**PROBLEM REQUIREMENTS**
Copy out each line that mentions the word "SENO".

** Begin DATA ENTRIES **

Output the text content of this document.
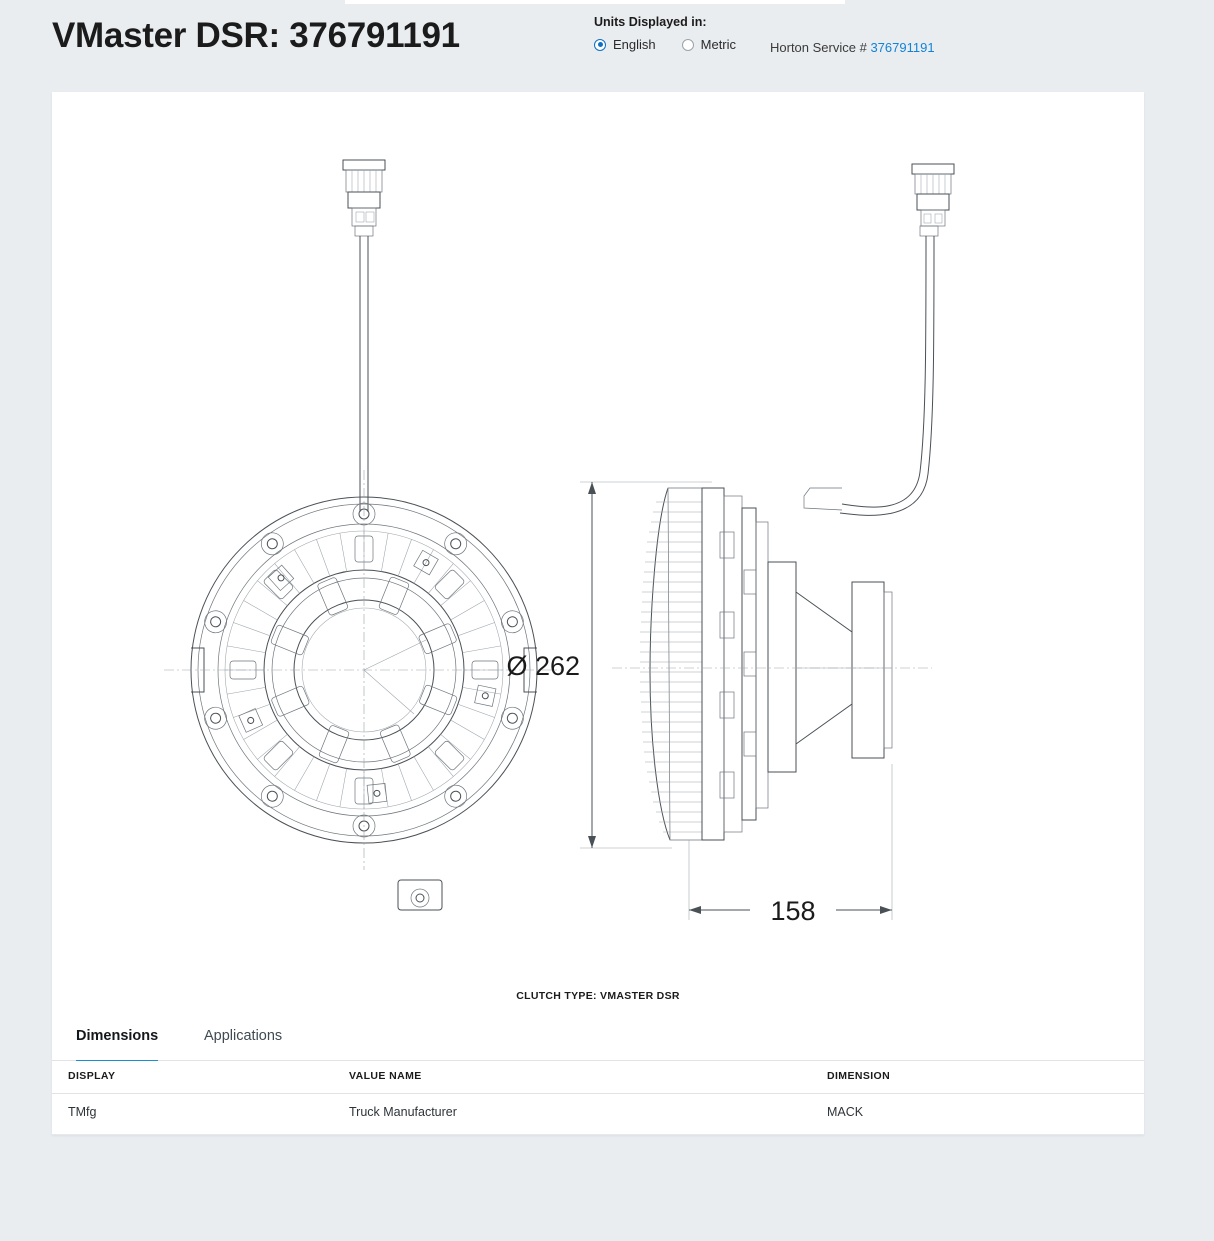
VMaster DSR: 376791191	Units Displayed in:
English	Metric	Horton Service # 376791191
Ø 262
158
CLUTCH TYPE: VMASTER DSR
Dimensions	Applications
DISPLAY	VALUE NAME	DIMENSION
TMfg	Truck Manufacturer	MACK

** End DATA ENTRIES **
** Begin DATA ENTRIES **

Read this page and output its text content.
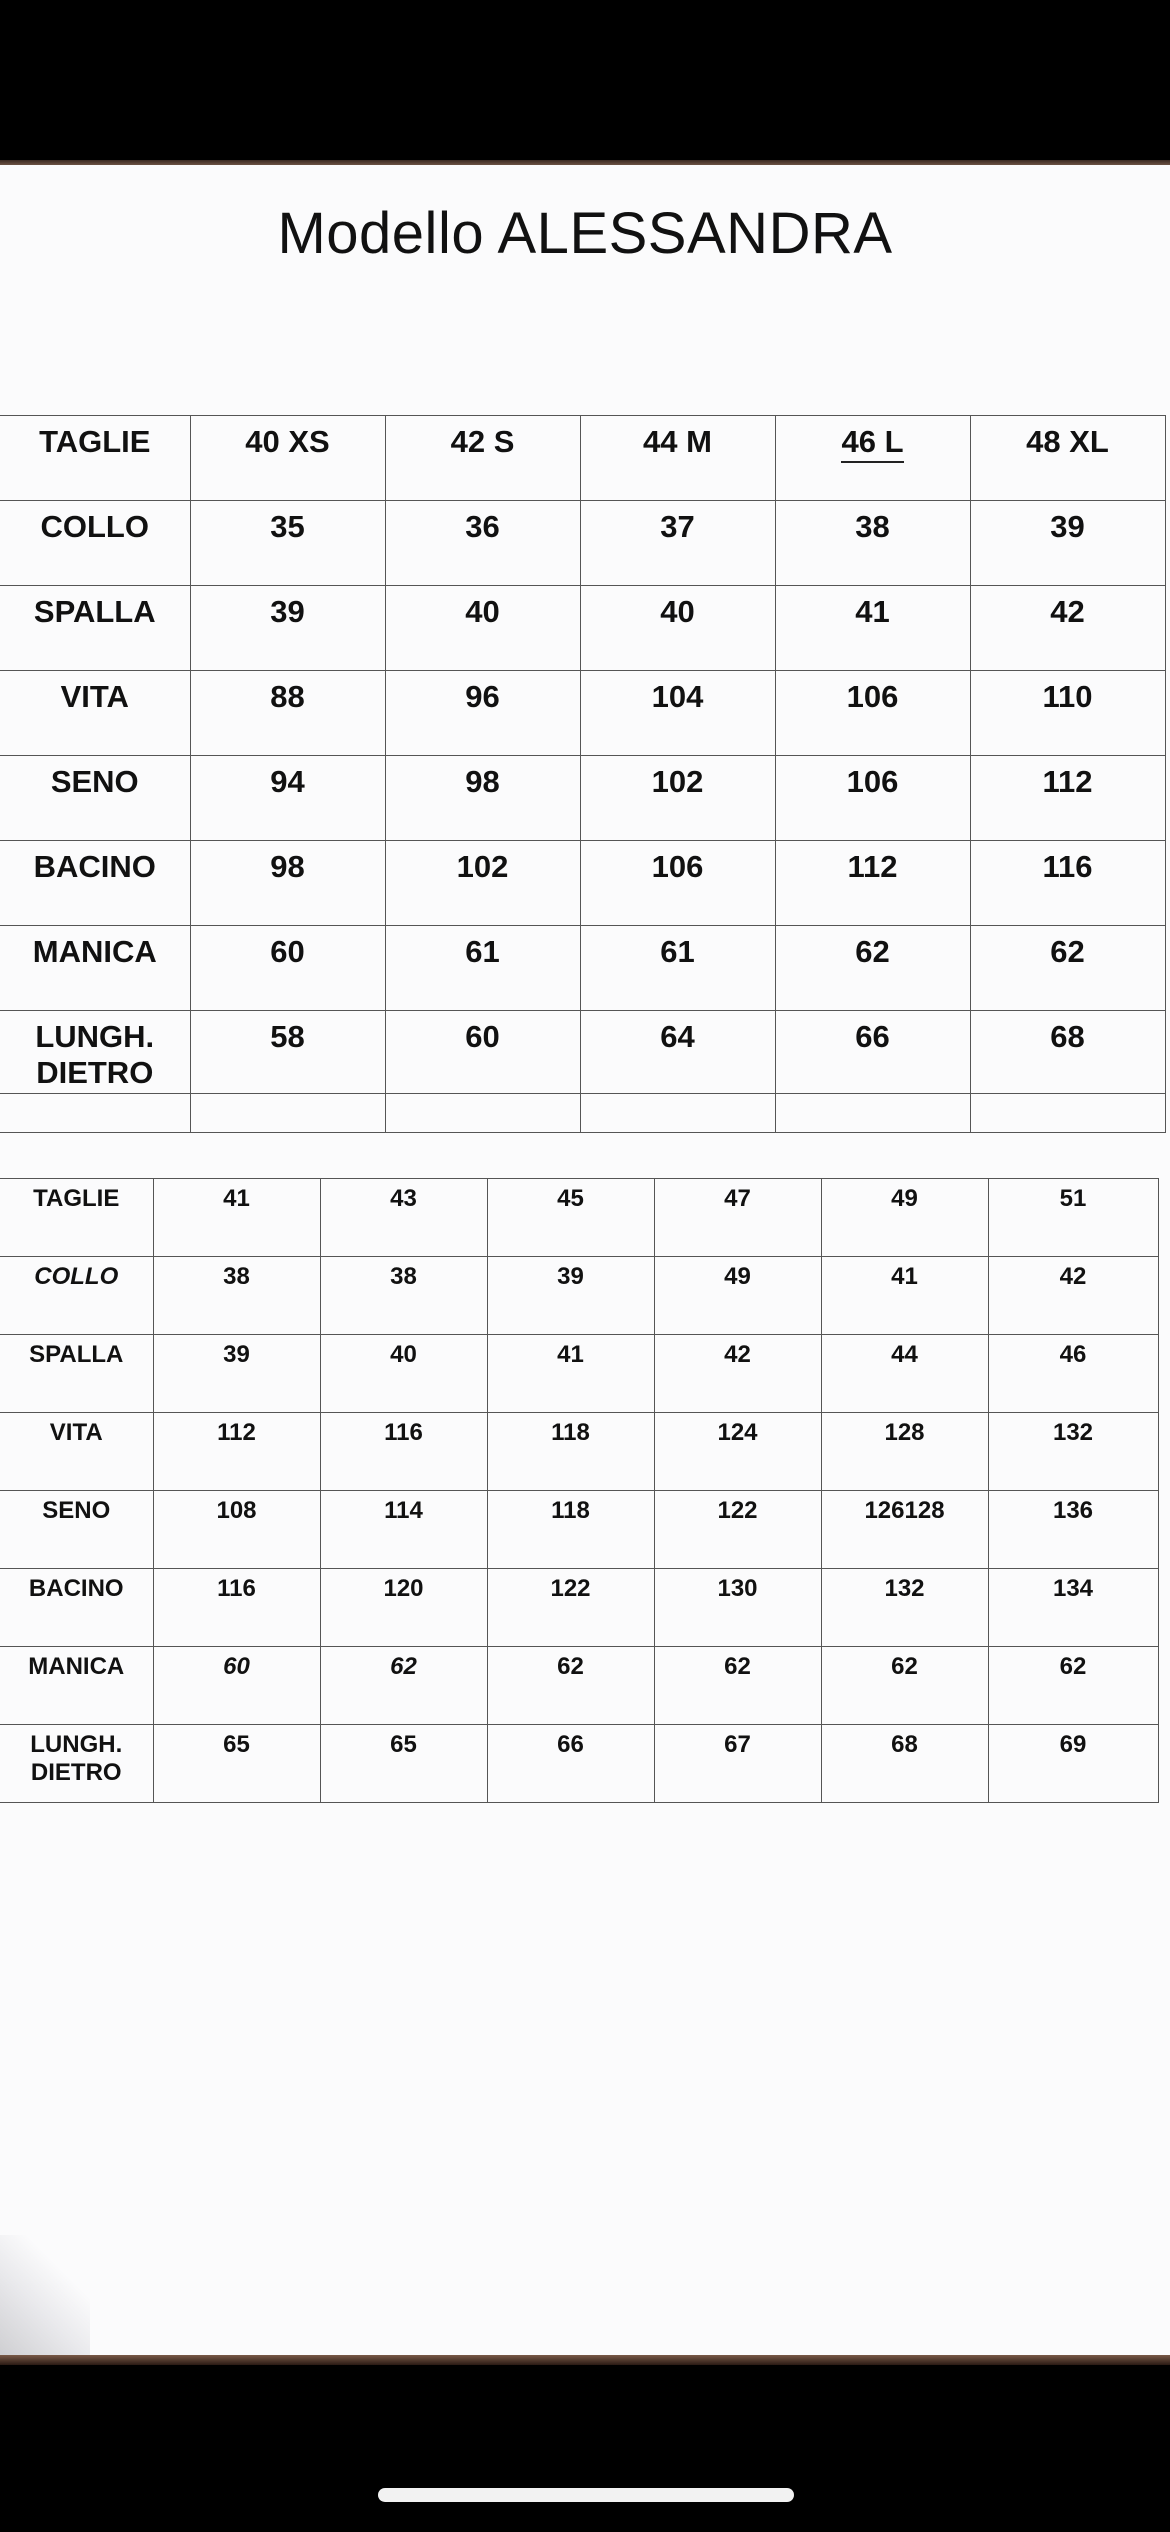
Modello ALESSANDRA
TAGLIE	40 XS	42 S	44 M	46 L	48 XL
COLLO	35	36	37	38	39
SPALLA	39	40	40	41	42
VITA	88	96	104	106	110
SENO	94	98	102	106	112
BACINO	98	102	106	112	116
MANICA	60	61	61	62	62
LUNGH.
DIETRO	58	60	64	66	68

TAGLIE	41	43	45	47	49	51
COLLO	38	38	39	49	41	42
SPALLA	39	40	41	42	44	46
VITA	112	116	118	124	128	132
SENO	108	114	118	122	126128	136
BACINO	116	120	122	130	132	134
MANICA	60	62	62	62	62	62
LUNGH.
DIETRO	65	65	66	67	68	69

** End DATA ENTRIES **

**COMPLETED TASK**
SENO	94	98	102	106	112
SENO	108	114	118	122	126128	136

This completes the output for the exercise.